Print all of the data exactly.

### Supplied material
** START **

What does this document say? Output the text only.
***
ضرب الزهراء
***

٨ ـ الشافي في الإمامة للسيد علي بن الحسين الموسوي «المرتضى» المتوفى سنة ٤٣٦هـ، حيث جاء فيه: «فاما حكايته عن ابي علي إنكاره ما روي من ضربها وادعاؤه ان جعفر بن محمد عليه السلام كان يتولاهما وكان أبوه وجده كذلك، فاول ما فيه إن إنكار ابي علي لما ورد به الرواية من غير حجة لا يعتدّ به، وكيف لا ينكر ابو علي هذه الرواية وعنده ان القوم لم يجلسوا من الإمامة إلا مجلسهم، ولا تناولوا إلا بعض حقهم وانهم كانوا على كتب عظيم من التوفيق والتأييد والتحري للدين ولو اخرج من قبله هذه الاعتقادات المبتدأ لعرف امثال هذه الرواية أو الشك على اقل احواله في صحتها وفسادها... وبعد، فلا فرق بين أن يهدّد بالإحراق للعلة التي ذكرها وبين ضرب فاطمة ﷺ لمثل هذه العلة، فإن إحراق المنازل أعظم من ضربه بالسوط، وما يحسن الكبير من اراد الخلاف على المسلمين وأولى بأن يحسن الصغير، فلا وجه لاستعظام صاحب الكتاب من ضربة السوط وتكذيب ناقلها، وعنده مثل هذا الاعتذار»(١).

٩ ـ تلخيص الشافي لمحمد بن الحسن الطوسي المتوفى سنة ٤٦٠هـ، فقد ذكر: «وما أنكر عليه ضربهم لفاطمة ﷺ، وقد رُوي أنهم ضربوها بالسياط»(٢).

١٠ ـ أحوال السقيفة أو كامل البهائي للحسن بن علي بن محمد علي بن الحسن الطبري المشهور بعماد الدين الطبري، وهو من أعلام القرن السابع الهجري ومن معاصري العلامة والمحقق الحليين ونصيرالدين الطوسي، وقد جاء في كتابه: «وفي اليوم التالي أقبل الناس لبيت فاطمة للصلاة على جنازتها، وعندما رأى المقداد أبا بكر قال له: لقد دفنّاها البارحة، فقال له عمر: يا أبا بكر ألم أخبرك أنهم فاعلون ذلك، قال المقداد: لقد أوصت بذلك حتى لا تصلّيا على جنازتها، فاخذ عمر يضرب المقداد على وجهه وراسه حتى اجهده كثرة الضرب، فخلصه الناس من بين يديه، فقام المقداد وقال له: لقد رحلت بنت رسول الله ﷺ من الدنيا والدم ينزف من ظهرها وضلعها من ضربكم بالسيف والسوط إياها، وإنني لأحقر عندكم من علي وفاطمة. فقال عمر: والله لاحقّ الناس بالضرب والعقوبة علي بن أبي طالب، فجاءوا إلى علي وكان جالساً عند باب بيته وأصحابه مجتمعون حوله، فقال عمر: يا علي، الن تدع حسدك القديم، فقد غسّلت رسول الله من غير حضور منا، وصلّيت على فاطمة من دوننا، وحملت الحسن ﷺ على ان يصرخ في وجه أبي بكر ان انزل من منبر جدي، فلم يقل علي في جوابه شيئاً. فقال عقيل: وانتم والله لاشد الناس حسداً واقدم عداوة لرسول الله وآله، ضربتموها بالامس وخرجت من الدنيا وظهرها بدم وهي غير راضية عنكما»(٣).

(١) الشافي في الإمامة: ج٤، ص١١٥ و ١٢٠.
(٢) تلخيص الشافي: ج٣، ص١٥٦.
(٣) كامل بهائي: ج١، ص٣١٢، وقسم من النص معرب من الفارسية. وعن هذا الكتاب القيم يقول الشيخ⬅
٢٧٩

** END **

### Solution
What does this document say? Output the text only.
***
ضرب الزهراء
***

٨ ـ الشافي في الإمامة للسيد علي بن الحسين الموسوي «المرتضى» المتوفى سنة ٤٣٦هـ، حيث جاء فيه: «فاما حكايته عن ابي علي إنكاره ما روي من ضربها وادعاؤه ان جعفر بن محمد عليه السلام كان يتولاهما وكان أبوه وجده كذلك، فاول ما فيه إن إنكار ابي علي لما ورد به الرواية من غير حجة لا يعتدّ به، وكيف لا ينكر ابو علي هذه الرواية وعنده ان القوم لم يجلسوا من الإمامة إلا مجلسهم، ولا تناولوا إلا بعض حقهم وانهم كانوا على كتب عظيم من التوفيق والتأييد والتحري للدين ولو اخرج من قبله هذه الاعتقادات المبتدأ لعرف امثال هذه الرواية أو الشك على اقل احواله في صحتها وفسادها... وبعد، فلا فرق بين أن يهدّد بالإحراق للعلة التي ذكرها وبين ضرب فاطمة ﷺ لمثل هذه العلة، فإن إحراق المنازل أعظم من ضربه بالسوط، وما يحسن الكبير من اراد الخلاف على المسلمين وأولى بأن يحسن الصغير، فلا وجه لاستعظام صاحب الكتاب من ضربة السوط وتكذيب ناقلها، وعنده مثل هذا الاعتذار»(١).

٩ ـ تلخيص الشافي لمحمد بن الحسن الطوسي المتوفى سنة ٤٦٠هـ، فقد ذكر: «وما أنكر عليه ضربهم لفاطمة ﷺ، وقد رُوي أنهم ضربوها بالسياط»(٢).

١٠ ـ أحوال السقيفة أو كامل البهائي للحسن بن علي بن محمد علي بن الحسن الطبري المشهور بعماد الدين الطبري، وهو من أعلام القرن السابع الهجري ومن معاصري العلامة والمحقق الحليين ونصيرالدين الطوسي، وقد جاء في كتابه: «وفي اليوم التالي أقبل الناس لبيت فاطمة للصلاة على جنازتها، وعندما رأى المقداد أبا بكر قال له: لقد دفنّاها البارحة، فقال له عمر: يا أبا بكر ألم أخبرك أنهم فاعلون ذلك، قال المقداد: لقد أوصت بذلك حتى لا تصلّيا على جنازتها، فاخذ عمر يضرب المقداد على وجهه وراسه حتى اجهده كثرة الضرب، فخلصه الناس من بين يديه، فقام المقداد وقال له: لقد رحلت بنت رسول الله ﷺ من الدنيا والدم ينزف من ظهرها وضلعها من ضربكم بالسيف والسوط إياها، وإنني لأحقر عندكم من علي وفاطمة. فقال عمر: والله لاحقّ الناس بالضرب والعقوبة علي بن أبي طالب، فجاءوا إلى علي وكان جالساً عند باب بيته وأصحابه مجتمعون حوله، فقال عمر: يا علي، الن تدع حسدك القديم، فقد غسّلت رسول الله من غير حضور منا، وصلّيت على فاطمة من دوننا، وحملت الحسن ﷺ على ان يصرخ في وجه أبي بكر ان انزل من منبر جدي، فلم يقل علي في جوابه شيئاً. فقال عقيل: وانتم والله لاشد الناس حسداً واقدم عداوة لرسول الله وآله، ضربتموها بالامس وخرجت من الدنيا وظهرها بدم وهي غير راضية عنكما»(٣).

(١) الشافي في الإمامة: ج٤، ص١١٥ و ١٢٠.
(٢) تلخيص الشافي: ج٣، ص١٥٦.
(٣) كامل بهائي: ج١، ص٣١٢، وقسم من النص معرب من الفارسية. وعن هذا الكتاب القيم يقول الشيخ⬅
٢٧٩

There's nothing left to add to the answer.